** BEGIN **
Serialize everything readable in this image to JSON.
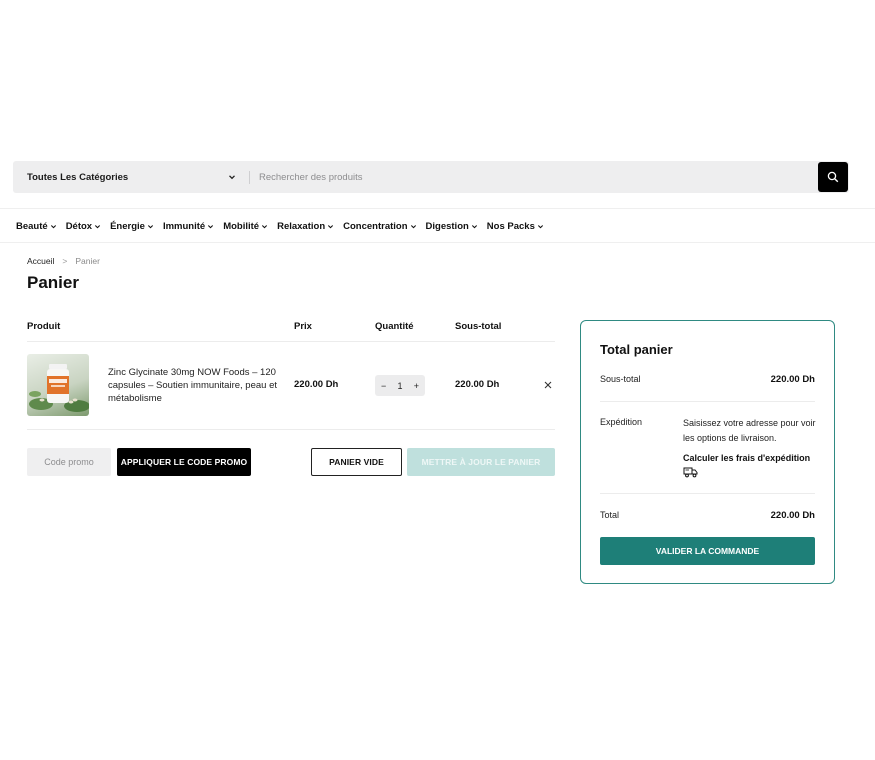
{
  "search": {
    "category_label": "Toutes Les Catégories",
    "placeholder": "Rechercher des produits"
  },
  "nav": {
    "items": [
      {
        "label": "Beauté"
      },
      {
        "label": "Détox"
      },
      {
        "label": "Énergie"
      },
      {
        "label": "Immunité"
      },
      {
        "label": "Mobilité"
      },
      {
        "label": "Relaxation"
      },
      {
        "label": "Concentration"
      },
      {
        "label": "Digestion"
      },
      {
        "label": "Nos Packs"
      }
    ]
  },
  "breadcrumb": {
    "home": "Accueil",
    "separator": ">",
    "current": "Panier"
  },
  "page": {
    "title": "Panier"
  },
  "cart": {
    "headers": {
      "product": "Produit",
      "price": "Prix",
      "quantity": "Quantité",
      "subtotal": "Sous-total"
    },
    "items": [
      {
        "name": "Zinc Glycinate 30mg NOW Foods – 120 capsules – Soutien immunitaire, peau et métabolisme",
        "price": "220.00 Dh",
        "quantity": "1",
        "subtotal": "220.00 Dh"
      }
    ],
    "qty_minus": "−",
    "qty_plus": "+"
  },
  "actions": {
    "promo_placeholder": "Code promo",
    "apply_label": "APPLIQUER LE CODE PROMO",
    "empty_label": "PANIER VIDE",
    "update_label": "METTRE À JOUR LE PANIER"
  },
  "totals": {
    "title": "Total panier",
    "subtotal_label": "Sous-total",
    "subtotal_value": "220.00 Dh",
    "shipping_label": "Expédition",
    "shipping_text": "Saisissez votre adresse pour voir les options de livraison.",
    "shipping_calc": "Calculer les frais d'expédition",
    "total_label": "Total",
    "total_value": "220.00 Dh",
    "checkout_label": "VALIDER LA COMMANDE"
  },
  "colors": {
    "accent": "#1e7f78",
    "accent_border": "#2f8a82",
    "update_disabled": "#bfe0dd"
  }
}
** END **
**WHAT TO DO**
Return each line of the data, keeping its wording exact and omitting pictures.

**FULL SOLUTION**
Serialize everything readable in this image to JSON.
{
  "search": {
    "category_label": "Toutes Les Catégories",
    "placeholder": "Rechercher des produits"
  },
  "nav": {
    "items": [
      {
        "label": "Beauté"
      },
      {
        "label": "Détox"
      },
      {
        "label": "Énergie"
      },
      {
        "label": "Immunité"
      },
      {
        "label": "Mobilité"
      },
      {
        "label": "Relaxation"
      },
      {
        "label": "Concentration"
      },
      {
        "label": "Digestion"
      },
      {
        "label": "Nos Packs"
      }
    ]
  },
  "breadcrumb": {
    "home": "Accueil",
    "separator": ">",
    "current": "Panier"
  },
  "page": {
    "title": "Panier"
  },
  "cart": {
    "headers": {
      "product": "Produit",
      "price": "Prix",
      "quantity": "Quantité",
      "subtotal": "Sous-total"
    },
    "items": [
      {
        "name": "Zinc Glycinate 30mg NOW Foods – 120 capsules – Soutien immunitaire, peau et métabolisme",
        "price": "220.00 Dh",
        "quantity": "1",
        "subtotal": "220.00 Dh"
      }
    ],
    "qty_minus": "−",
    "qty_plus": "+"
  },
  "actions": {
    "promo_placeholder": "Code promo",
    "apply_label": "APPLIQUER LE CODE PROMO",
    "empty_label": "PANIER VIDE",
    "update_label": "METTRE À JOUR LE PANIER"
  },
  "totals": {
    "title": "Total panier",
    "subtotal_label": "Sous-total",
    "subtotal_value": "220.00 Dh",
    "shipping_label": "Expédition",
    "shipping_text": "Saisissez votre adresse pour voir les options de livraison.",
    "shipping_calc": "Calculer les frais d'expédition",
    "total_label": "Total",
    "total_value": "220.00 Dh",
    "checkout_label": "VALIDER LA COMMANDE"
  },
  "colors": {
    "accent": "#1e7f78",
    "accent_border": "#2f8a82",
    "update_disabled": "#bfe0dd"
  }
}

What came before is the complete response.